## Exercise aim
Identify every line containing the word "subscript" and reproduce each one.

## Available data

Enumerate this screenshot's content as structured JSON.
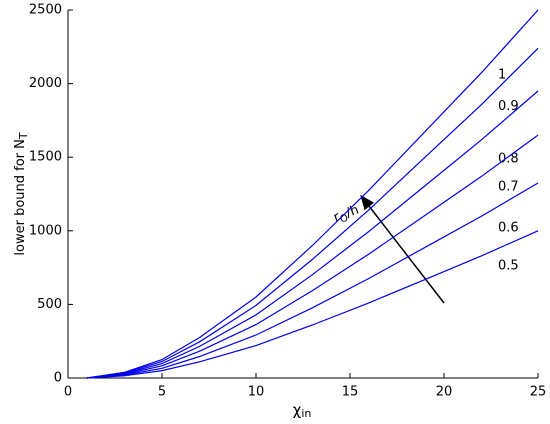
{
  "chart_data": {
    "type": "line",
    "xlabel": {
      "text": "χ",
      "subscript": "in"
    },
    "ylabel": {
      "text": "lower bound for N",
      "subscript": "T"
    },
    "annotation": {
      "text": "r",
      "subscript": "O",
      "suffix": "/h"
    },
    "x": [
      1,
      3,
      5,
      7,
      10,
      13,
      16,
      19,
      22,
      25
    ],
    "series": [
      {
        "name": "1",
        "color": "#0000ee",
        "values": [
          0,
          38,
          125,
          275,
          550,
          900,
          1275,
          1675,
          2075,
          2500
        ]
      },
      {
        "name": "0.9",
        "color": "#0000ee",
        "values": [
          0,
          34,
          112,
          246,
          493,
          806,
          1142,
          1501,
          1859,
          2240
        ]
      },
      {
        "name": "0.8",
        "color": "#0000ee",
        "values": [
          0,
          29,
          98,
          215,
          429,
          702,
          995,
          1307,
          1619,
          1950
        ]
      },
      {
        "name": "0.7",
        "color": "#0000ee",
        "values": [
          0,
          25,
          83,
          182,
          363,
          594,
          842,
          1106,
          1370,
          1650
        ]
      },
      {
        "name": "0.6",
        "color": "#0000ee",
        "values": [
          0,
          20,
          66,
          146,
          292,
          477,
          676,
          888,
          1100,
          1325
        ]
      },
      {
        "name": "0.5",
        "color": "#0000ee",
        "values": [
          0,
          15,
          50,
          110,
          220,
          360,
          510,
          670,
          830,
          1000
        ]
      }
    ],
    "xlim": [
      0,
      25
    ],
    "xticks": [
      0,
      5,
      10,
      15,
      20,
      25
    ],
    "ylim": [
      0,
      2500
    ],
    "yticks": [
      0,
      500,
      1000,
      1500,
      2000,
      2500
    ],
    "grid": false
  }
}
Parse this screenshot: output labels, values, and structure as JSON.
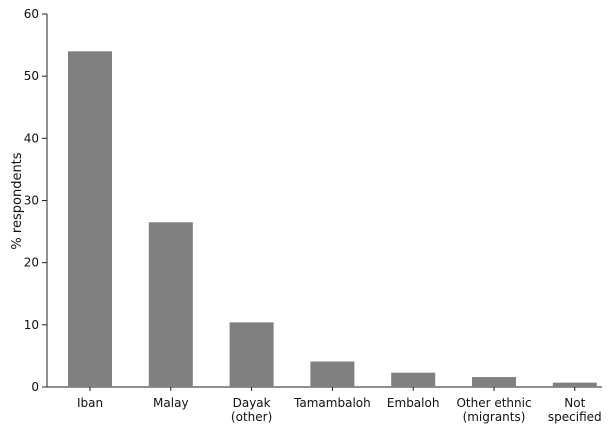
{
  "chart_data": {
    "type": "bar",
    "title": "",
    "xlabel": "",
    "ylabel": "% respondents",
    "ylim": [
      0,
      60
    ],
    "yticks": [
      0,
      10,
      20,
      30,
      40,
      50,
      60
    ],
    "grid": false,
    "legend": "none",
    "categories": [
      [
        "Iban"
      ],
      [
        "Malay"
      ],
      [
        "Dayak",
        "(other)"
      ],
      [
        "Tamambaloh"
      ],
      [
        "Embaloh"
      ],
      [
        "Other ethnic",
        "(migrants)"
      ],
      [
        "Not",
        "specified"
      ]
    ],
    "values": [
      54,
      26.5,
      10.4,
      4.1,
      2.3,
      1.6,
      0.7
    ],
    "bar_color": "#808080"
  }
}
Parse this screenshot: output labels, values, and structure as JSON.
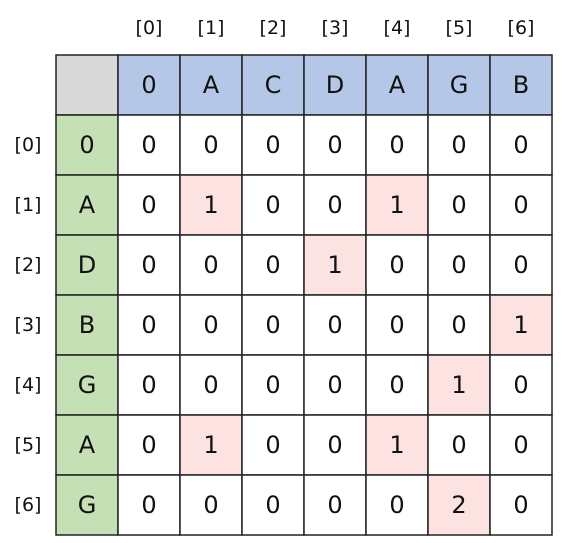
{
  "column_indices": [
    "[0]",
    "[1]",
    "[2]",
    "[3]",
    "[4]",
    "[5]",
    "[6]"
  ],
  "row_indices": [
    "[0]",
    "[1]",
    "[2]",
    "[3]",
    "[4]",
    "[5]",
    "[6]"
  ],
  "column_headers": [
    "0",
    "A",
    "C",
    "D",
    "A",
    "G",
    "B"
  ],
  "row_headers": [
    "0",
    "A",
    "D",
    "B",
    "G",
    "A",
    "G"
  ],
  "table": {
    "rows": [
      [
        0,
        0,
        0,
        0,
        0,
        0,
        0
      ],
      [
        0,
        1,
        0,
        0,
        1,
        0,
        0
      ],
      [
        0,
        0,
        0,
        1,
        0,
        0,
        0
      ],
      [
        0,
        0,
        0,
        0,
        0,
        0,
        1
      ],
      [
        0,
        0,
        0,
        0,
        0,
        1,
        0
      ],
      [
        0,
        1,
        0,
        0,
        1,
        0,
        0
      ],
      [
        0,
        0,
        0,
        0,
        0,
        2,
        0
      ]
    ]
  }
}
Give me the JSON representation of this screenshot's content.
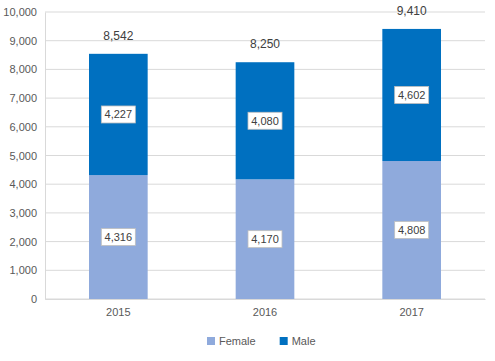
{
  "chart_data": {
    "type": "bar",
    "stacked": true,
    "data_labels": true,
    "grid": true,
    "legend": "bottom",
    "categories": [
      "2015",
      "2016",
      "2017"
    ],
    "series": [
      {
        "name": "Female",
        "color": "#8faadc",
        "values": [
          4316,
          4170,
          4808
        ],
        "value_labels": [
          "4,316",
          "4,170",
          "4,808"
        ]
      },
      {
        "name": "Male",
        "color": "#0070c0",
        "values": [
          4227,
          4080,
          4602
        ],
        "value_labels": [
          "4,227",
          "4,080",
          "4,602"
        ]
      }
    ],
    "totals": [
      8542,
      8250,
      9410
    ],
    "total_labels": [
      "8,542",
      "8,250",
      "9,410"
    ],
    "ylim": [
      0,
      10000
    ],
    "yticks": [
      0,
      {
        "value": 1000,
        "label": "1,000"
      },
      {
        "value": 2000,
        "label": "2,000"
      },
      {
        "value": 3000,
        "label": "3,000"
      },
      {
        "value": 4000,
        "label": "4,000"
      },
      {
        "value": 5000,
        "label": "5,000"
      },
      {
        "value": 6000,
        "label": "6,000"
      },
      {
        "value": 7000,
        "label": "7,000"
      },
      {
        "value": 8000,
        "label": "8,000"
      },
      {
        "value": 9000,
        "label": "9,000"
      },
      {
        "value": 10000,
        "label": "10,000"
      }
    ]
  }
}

## Result of the task
      "subscript": "in"
      "subscript": "T"
      "subscript": "O",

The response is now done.